%%
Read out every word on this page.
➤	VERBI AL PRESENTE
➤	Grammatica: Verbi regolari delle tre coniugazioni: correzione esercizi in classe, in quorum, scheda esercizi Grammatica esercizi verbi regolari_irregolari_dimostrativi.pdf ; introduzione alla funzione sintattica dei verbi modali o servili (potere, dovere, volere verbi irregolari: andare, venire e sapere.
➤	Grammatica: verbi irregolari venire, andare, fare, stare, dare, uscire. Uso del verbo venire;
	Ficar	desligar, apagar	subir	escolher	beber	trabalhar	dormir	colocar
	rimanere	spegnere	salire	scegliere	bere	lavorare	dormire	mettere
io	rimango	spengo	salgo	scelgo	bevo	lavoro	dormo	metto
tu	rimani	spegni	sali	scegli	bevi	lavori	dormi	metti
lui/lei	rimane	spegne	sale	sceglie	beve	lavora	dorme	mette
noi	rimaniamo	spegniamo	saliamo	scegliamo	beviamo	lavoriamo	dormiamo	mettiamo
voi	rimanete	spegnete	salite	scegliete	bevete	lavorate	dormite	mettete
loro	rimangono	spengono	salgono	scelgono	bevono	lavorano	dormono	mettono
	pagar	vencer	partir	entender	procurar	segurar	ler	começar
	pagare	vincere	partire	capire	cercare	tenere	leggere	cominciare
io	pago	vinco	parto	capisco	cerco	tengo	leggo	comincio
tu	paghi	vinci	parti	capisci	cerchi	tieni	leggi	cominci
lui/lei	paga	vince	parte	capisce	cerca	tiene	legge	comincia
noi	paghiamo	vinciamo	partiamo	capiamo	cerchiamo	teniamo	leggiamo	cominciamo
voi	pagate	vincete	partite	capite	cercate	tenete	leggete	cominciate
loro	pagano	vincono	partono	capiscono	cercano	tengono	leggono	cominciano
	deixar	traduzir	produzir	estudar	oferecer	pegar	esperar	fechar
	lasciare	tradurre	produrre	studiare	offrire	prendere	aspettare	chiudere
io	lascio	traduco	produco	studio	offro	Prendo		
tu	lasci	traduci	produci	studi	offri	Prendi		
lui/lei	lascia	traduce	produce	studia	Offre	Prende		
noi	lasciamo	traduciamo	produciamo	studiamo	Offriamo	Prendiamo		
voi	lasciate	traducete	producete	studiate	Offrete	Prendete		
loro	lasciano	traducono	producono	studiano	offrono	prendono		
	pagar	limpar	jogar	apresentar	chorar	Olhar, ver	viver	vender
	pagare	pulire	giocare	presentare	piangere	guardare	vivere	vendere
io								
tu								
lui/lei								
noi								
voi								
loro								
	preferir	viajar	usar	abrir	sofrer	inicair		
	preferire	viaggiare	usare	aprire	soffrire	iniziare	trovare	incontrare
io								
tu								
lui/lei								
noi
%%
Reproduce all data above, unchanged.

- COMPLETE RESPONSE
Read out every word on this page.
➤	VERBI AL PRESENTE
➤	Grammatica: Verbi regolari delle tre coniugazioni: correzione esercizi in classe, in quorum, scheda esercizi Grammatica esercizi verbi regolari_irregolari_dimostrativi.pdf ; introduzione alla funzione sintattica dei verbi modali o servili (potere, dovere, volere verbi irregolari: andare, venire e sapere.
➤	Grammatica: verbi irregolari venire, andare, fare, stare, dare, uscire. Uso del verbo venire;
	Ficar	desligar, apagar	subir	escolher	beber	trabalhar	dormir	colocar
	rimanere	spegnere	salire	scegliere	bere	lavorare	dormire	mettere
io	rimango	spengo	salgo	scelgo	bevo	lavoro	dormo	metto
tu	rimani	spegni	sali	scegli	bevi	lavori	dormi	metti
lui/lei	rimane	spegne	sale	sceglie	beve	lavora	dorme	mette
noi	rimaniamo	spegniamo	saliamo	scegliamo	beviamo	lavoriamo	dormiamo	mettiamo
voi	rimanete	spegnete	salite	scegliete	bevete	lavorate	dormite	mettete
loro	rimangono	spengono	salgono	scelgono	bevono	lavorano	dormono	mettono
	pagar	vencer	partir	entender	procurar	segurar	ler	começar
	pagare	vincere	partire	capire	cercare	tenere	leggere	cominciare
io	pago	vinco	parto	capisco	cerco	tengo	leggo	comincio
tu	paghi	vinci	parti	capisci	cerchi	tieni	leggi	cominci
lui/lei	paga	vince	parte	capisce	cerca	tiene	legge	comincia
noi	paghiamo	vinciamo	partiamo	capiamo	cerchiamo	teniamo	leggiamo	cominciamo
voi	pagate	vincete	partite	capite	cercate	tenete	leggete	cominciate
loro	pagano	vincono	partono	capiscono	cercano	tengono	leggono	cominciano
	deixar	traduzir	produzir	estudar	oferecer	pegar	esperar	fechar
	lasciare	tradurre	produrre	studiare	offrire	prendere	aspettare	chiudere
io	lascio	traduco	produco	studio	offro	Prendo		
tu	lasci	traduci	produci	studi	offri	Prendi		
lui/lei	lascia	traduce	produce	studia	Offre	Prende		
noi	lasciamo	traduciamo	produciamo	studiamo	Offriamo	Prendiamo		
voi	lasciate	traducete	producete	studiate	Offrete	Prendete		
loro	lasciano	traducono	producono	studiano	offrono	prendono		
	pagar	limpar	jogar	apresentar	chorar	Olhar, ver	viver	vender
	pagare	pulire	giocare	presentare	piangere	guardare	vivere	vendere
io								
tu								
lui/lei								
noi								
voi								
loro								
	preferir	viajar	usar	abrir	sofrer	inicair		
	preferire	viaggiare	usare	aprire	soffrire	iniziare	trovare	incontrare
io								
tu								
lui/lei								
noi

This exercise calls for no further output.